Every record below should be printed exactly as it appears.

************

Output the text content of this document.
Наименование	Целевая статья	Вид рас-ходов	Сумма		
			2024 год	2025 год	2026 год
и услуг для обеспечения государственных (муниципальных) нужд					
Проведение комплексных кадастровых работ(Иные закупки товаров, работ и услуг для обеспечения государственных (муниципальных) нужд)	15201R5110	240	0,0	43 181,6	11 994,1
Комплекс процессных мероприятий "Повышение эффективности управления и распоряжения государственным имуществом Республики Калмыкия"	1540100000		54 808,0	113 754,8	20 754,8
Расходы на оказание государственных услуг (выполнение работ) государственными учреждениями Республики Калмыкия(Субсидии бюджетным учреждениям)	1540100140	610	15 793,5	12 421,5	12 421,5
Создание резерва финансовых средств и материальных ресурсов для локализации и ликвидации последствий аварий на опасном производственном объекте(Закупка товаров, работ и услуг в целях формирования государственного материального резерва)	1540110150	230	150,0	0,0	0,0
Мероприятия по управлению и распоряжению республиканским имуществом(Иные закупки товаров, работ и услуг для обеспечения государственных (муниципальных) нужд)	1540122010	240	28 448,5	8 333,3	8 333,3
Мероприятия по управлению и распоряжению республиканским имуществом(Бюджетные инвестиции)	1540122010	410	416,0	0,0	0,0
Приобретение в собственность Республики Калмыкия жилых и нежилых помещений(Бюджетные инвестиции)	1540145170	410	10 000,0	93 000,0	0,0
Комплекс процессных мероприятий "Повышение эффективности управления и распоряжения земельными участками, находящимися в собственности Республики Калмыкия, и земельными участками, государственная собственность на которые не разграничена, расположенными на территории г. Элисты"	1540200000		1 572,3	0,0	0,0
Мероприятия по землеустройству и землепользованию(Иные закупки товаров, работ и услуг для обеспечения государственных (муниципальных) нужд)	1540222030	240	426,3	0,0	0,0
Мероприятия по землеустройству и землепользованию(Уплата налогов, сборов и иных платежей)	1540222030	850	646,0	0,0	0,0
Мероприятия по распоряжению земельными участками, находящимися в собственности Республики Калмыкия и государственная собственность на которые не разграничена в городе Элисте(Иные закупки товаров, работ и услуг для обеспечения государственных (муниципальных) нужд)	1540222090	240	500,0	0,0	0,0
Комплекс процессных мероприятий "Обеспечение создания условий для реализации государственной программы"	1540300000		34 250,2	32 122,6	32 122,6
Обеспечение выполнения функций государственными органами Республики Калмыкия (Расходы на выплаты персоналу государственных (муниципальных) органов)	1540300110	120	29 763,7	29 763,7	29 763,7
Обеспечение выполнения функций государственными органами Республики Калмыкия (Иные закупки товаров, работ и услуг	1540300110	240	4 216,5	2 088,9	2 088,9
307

************

Finished answer |
Output the text content of this document.
Наименование	Целевая статья	Вид рас-ходов	Сумма		
			2024 год	2025 год	2026 год
и услуг для обеспечения государственных (муниципальных) нужд					
Проведение комплексных кадастровых работ(Иные закупки товаров, работ и услуг для обеспечения государственных (муниципальных) нужд)	15201R5110	240	0,0	43 181,6	11 994,1
Комплекс процессных мероприятий "Повышение эффективности управления и распоряжения государственным имуществом Республики Калмыкия"	1540100000		54 808,0	113 754,8	20 754,8
Расходы на оказание государственных услуг (выполнение работ) государственными учреждениями Республики Калмыкия(Субсидии бюджетным учреждениям)	1540100140	610	15 793,5	12 421,5	12 421,5
Создание резерва финансовых средств и материальных ресурсов для локализации и ликвидации последствий аварий на опасном производственном объекте(Закупка товаров, работ и услуг в целях формирования государственного материального резерва)	1540110150	230	150,0	0,0	0,0
Мероприятия по управлению и распоряжению республиканским имуществом(Иные закупки товаров, работ и услуг для обеспечения государственных (муниципальных) нужд)	1540122010	240	28 448,5	8 333,3	8 333,3
Мероприятия по управлению и распоряжению республиканским имуществом(Бюджетные инвестиции)	1540122010	410	416,0	0,0	0,0
Приобретение в собственность Республики Калмыкия жилых и нежилых помещений(Бюджетные инвестиции)	1540145170	410	10 000,0	93 000,0	0,0
Комплекс процессных мероприятий "Повышение эффективности управления и распоряжения земельными участками, находящимися в собственности Республики Калмыкия, и земельными участками, государственная собственность на которые не разграничена, расположенными на территории г. Элисты"	1540200000		1 572,3	0,0	0,0
Мероприятия по землеустройству и землепользованию(Иные закупки товаров, работ и услуг для обеспечения государственных (муниципальных) нужд)	1540222030	240	426,3	0,0	0,0
Мероприятия по землеустройству и землепользованию(Уплата налогов, сборов и иных платежей)	1540222030	850	646,0	0,0	0,0
Мероприятия по распоряжению земельными участками, находящимися в собственности Республики Калмыкия и государственная собственность на которые не разграничена в городе Элисте(Иные закупки товаров, работ и услуг для обеспечения государственных (муниципальных) нужд)	1540222090	240	500,0	0,0	0,0
Комплекс процессных мероприятий "Обеспечение создания условий для реализации государственной программы"	1540300000		34 250,2	32 122,6	32 122,6
Обеспечение выполнения функций государственными органами Республики Калмыкия (Расходы на выплаты персоналу государственных (муниципальных) органов)	1540300110	120	29 763,7	29 763,7	29 763,7
Обеспечение выполнения функций государственными органами Республики Калмыкия (Иные закупки товаров, работ и услуг	1540300110	240	4 216,5	2 088,9	2 088,9
307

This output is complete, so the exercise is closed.